**WHAT IS ASKED**:
Look through the material below. Copy each line that contains the string "text".

* begin SOURCE DATA *

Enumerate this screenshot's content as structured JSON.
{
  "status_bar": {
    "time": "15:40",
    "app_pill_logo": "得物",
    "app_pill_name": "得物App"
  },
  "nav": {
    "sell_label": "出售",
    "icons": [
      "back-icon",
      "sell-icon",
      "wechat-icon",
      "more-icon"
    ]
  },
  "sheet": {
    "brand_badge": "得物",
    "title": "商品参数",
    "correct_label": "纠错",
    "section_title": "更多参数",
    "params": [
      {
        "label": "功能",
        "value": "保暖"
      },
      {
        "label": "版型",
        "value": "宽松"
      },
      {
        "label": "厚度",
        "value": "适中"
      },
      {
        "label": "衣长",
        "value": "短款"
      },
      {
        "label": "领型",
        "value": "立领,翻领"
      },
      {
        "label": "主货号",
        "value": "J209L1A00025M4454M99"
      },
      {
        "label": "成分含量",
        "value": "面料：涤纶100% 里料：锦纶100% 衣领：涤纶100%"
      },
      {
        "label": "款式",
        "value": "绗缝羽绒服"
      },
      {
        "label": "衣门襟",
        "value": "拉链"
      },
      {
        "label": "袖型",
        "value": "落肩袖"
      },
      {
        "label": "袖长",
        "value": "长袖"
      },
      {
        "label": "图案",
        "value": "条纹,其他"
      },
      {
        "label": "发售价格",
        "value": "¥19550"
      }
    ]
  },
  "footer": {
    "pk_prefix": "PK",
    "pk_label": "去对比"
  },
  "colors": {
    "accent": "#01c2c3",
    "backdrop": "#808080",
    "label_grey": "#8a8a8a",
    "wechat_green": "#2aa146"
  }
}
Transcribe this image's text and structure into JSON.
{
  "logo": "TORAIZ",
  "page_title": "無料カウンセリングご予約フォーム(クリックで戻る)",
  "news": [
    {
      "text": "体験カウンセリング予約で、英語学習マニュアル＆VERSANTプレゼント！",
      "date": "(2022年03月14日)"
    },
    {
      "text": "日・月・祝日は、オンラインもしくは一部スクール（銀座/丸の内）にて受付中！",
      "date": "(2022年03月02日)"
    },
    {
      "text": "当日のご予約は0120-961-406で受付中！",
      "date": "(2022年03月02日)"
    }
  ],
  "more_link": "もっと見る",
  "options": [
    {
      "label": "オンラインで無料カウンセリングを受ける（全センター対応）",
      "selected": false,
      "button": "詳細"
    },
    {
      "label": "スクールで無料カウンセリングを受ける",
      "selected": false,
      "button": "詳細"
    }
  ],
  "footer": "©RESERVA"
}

* end SOURCE DATA *

**TASK RESPONSE**:
Transcribe this image's text and structure into JSON.
      "text": "体験カウンセリング予約で、英語学習マニュアル＆VERSANTプレゼント！",
      "text": "日・月・祝日は、オンラインもしくは一部スクール（銀座/丸の内）にて受付中！",
      "text": "当日のご予約は0120-961-406で受付中！",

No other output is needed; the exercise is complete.